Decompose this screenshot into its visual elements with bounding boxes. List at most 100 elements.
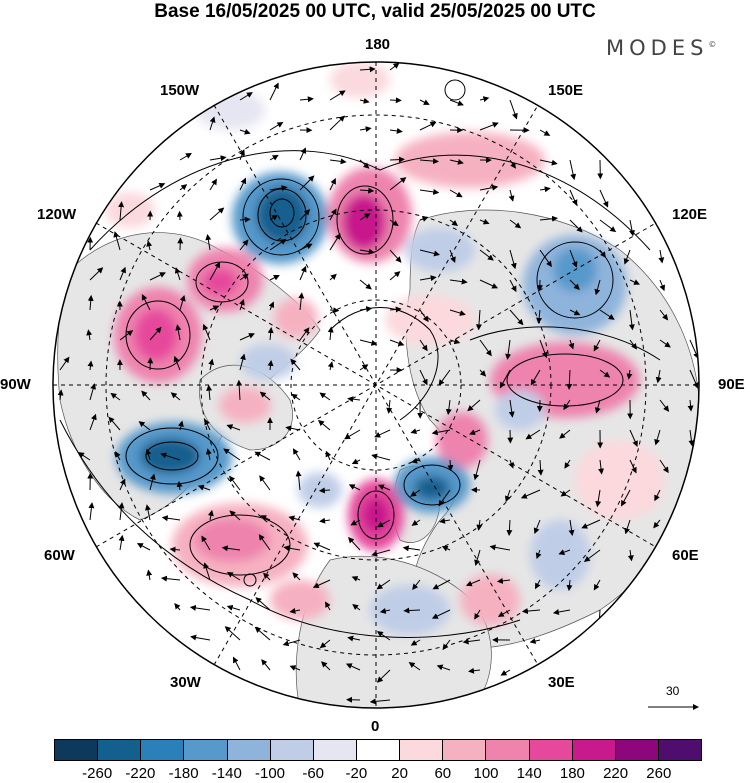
wind-arrow	[208, 358, 215, 371]
wind-arrow	[108, 416, 121, 431]
wind-arrow	[347, 635, 361, 642]
wind-arrow	[160, 452, 181, 461]
wind-arrow	[432, 579, 451, 590]
wind-arrow	[267, 327, 274, 341]
wind-arrow	[568, 519, 575, 537]
map-title: Base 16/05/2025 00 UTC, valid 25/05/2025…	[154, 1, 596, 22]
wind-arrow	[623, 249, 631, 265]
wind-arrow	[581, 519, 601, 529]
wind-arrow	[359, 97, 370, 104]
wind-arrow	[209, 178, 217, 191]
wind-arrow	[655, 369, 662, 384]
lon-label-90e: 90E	[718, 376, 745, 393]
colorbar-tick-label: -180	[168, 765, 199, 782]
wind-arrow	[141, 294, 151, 311]
wind-arrow	[438, 489, 451, 507]
wind-arrow	[359, 159, 370, 169]
wind-arrow	[569, 189, 578, 206]
wind-arrow	[509, 219, 522, 229]
wind-arrow	[263, 572, 271, 581]
wind-arrow	[179, 294, 186, 311]
colorbar-cell	[356, 740, 401, 760]
wind-arrow	[449, 99, 464, 106]
wind-arrow	[474, 549, 481, 566]
wind-arrow	[145, 448, 152, 461]
wind-arrow	[402, 545, 421, 552]
colorbar-tick-label: 100	[473, 765, 499, 782]
wind-arrow	[288, 515, 301, 522]
wind-arrow	[329, 158, 347, 165]
wind-arrow	[566, 369, 573, 390]
wind-arrow	[439, 517, 451, 524]
wind-arrow	[189, 604, 211, 611]
colorbar-tick-label: 60	[434, 765, 452, 782]
wind-arrow	[389, 219, 399, 227]
wind-arrow	[207, 509, 214, 521]
wind-arrow	[479, 279, 499, 289]
wind-arrow	[564, 459, 571, 469]
wind-arrow	[259, 475, 271, 491]
wind-arrow	[329, 233, 341, 251]
wind-arrow	[174, 267, 181, 281]
wind-arrow	[654, 489, 661, 502]
wind-arrow	[539, 129, 551, 136]
colorbar-tick-label: 20	[391, 765, 408, 782]
colorbar-tick-label: 260	[646, 765, 672, 782]
wind-arrow	[599, 219, 617, 233]
wind-arrow	[59, 356, 70, 371]
wind-arrow	[87, 294, 94, 311]
wind-arrow	[267, 359, 274, 371]
wind-arrow	[299, 147, 307, 161]
wind-arrow	[599, 309, 615, 320]
wind-arrow	[479, 122, 499, 131]
wind-arrow	[350, 519, 361, 526]
wind-arrow	[569, 249, 578, 268]
wind-arrow	[239, 149, 245, 161]
wind-arrow	[449, 309, 466, 316]
wind-arrow	[479, 184, 499, 191]
wind-arrow	[298, 292, 305, 311]
brand-name: MODES	[606, 36, 709, 60]
wind-arrow	[593, 339, 601, 352]
colorbar-cell	[572, 740, 616, 760]
wind-arrow	[319, 517, 331, 524]
colorbar-cell	[313, 740, 357, 760]
wind-arrow	[254, 626, 271, 641]
wind-arrow	[689, 339, 699, 359]
wind-arrow	[138, 421, 151, 431]
wind-arrow	[499, 369, 511, 389]
wind-arrow	[569, 159, 577, 181]
wind-arrow	[209, 207, 225, 221]
colorbar-tick-label: -140	[211, 765, 242, 782]
wind-arrow	[506, 519, 513, 537]
wind-arrow	[389, 306, 402, 313]
wind-arrow	[359, 364, 369, 371]
wind-arrow	[419, 99, 430, 105]
wind-arrow	[269, 121, 284, 131]
colorbar	[54, 739, 702, 761]
wind-arrow	[141, 390, 151, 401]
wind-arrow	[509, 99, 518, 120]
colorbar-tick-label: -100	[254, 765, 286, 782]
wind-arrow	[89, 267, 104, 281]
wind-arrow	[377, 484, 391, 491]
wind-arrow	[179, 184, 188, 191]
wind-arrow	[329, 178, 336, 191]
wind-arrow	[351, 576, 361, 582]
wind-arrow	[628, 309, 635, 331]
wind-arrow	[319, 639, 331, 649]
wind-arrow	[654, 429, 661, 446]
colorbar-cell	[658, 740, 702, 760]
wind-arrow	[269, 238, 287, 251]
wind-arrow	[629, 339, 638, 350]
wind-arrow	[436, 664, 451, 671]
wind-arrow	[659, 309, 669, 321]
wind-arrow	[509, 159, 516, 169]
wind-arrow	[473, 459, 481, 481]
wind-arrow	[146, 240, 153, 251]
wind-arrow	[389, 97, 402, 104]
wind-arrow	[239, 353, 246, 371]
wind-arrow	[419, 216, 429, 222]
wind-arrow	[599, 189, 609, 208]
colorbar-tick-label: -20	[345, 765, 368, 782]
....................
▶ _Given problem_
Rewrite the entries above with every "wind-arrow" changed to "wind-barb" and everything else kept the same. Omit the picture.

▶ _Response to the exercise_
Decompose this screenshot into its visual elements with bounding boxes. List at most 100 elements.
wind-barb	[208, 358, 215, 371]
wind-barb	[108, 416, 121, 431]
wind-barb	[347, 635, 361, 642]
wind-barb	[160, 452, 181, 461]
wind-barb	[432, 579, 451, 590]
wind-barb	[267, 327, 274, 341]
wind-barb	[568, 519, 575, 537]
map-title: Base 16/05/2025 00 UTC, valid 25/05/2025…	[154, 1, 596, 22]
wind-barb	[623, 249, 631, 265]
wind-barb	[581, 519, 601, 529]
wind-barb	[359, 97, 370, 104]
wind-barb	[209, 178, 217, 191]
wind-barb	[655, 369, 662, 384]
lon-label-90e: 90E	[718, 376, 745, 393]
colorbar-tick-label: -180	[168, 765, 199, 782]
wind-barb	[141, 294, 151, 311]
wind-barb	[438, 489, 451, 507]
wind-barb	[359, 159, 370, 169]
wind-barb	[569, 189, 578, 206]
wind-barb	[509, 219, 522, 229]
wind-barb	[263, 572, 271, 581]
wind-barb	[179, 294, 186, 311]
colorbar-cell	[356, 740, 401, 760]
wind-barb	[449, 99, 464, 106]
wind-barb	[474, 549, 481, 566]
wind-barb	[145, 448, 152, 461]
wind-barb	[402, 545, 421, 552]
colorbar-tick-label: 100	[473, 765, 499, 782]
wind-barb	[288, 515, 301, 522]
wind-barb	[329, 158, 347, 165]
wind-barb	[566, 369, 573, 390]
wind-barb	[439, 517, 451, 524]
wind-barb	[189, 604, 211, 611]
colorbar-tick-label: 60	[434, 765, 452, 782]
wind-barb	[389, 219, 399, 227]
wind-barb	[207, 509, 214, 521]
wind-barb	[479, 279, 499, 289]
wind-barb	[564, 459, 571, 469]
wind-barb	[259, 475, 271, 491]
wind-barb	[329, 233, 341, 251]
wind-barb	[174, 267, 181, 281]
wind-barb	[654, 489, 661, 502]
wind-barb	[539, 129, 551, 136]
colorbar-tick-label: 20	[391, 765, 408, 782]
colorbar-tick-label: 260	[646, 765, 672, 782]
wind-barb	[599, 219, 617, 233]
wind-barb	[59, 356, 70, 371]
wind-barb	[87, 294, 94, 311]
wind-barb	[267, 359, 274, 371]
wind-barb	[299, 147, 307, 161]
wind-barb	[599, 309, 615, 320]
wind-barb	[479, 122, 499, 131]
wind-barb	[350, 519, 361, 526]
wind-barb	[569, 249, 578, 268]
wind-barb	[239, 149, 245, 161]
wind-barb	[449, 309, 466, 316]
wind-barb	[479, 184, 499, 191]
wind-barb	[298, 292, 305, 311]
brand-name: MODES	[606, 36, 709, 60]
wind-barb	[593, 339, 601, 352]
colorbar-cell	[572, 740, 616, 760]
wind-barb	[319, 517, 331, 524]
colorbar-cell	[313, 740, 357, 760]
wind-barb	[254, 626, 271, 641]
wind-barb	[689, 339, 699, 359]
wind-barb	[138, 421, 151, 431]
wind-barb	[499, 369, 511, 389]
wind-barb	[569, 159, 577, 181]
wind-barb	[209, 207, 225, 221]
colorbar-tick-label: -140	[211, 765, 242, 782]
wind-barb	[506, 519, 513, 537]
wind-barb	[389, 306, 402, 313]
wind-barb	[359, 364, 369, 371]
wind-barb	[419, 99, 430, 105]
wind-barb	[269, 121, 284, 131]
colorbar	[54, 739, 702, 761]
wind-barb	[141, 390, 151, 401]
wind-barb	[509, 99, 518, 120]
colorbar-tick-label: -100	[254, 765, 286, 782]
wind-barb	[89, 267, 104, 281]
wind-barb	[377, 484, 391, 491]
wind-barb	[179, 184, 188, 191]
wind-barb	[329, 178, 336, 191]
wind-barb	[351, 576, 361, 582]
wind-barb	[628, 309, 635, 331]
wind-barb	[319, 639, 331, 649]
wind-barb	[654, 429, 661, 446]
colorbar-cell	[658, 740, 702, 760]
wind-barb	[269, 238, 287, 251]
wind-barb	[629, 339, 638, 350]
wind-barb	[436, 664, 451, 671]
wind-barb	[659, 309, 669, 321]
wind-barb	[509, 159, 516, 169]
wind-barb	[473, 459, 481, 481]
wind-barb	[146, 240, 153, 251]
wind-barb	[389, 97, 402, 104]
wind-barb	[239, 353, 246, 371]
wind-barb	[419, 216, 429, 222]
wind-barb	[599, 189, 609, 208]
colorbar-tick-label: -20	[345, 765, 368, 782]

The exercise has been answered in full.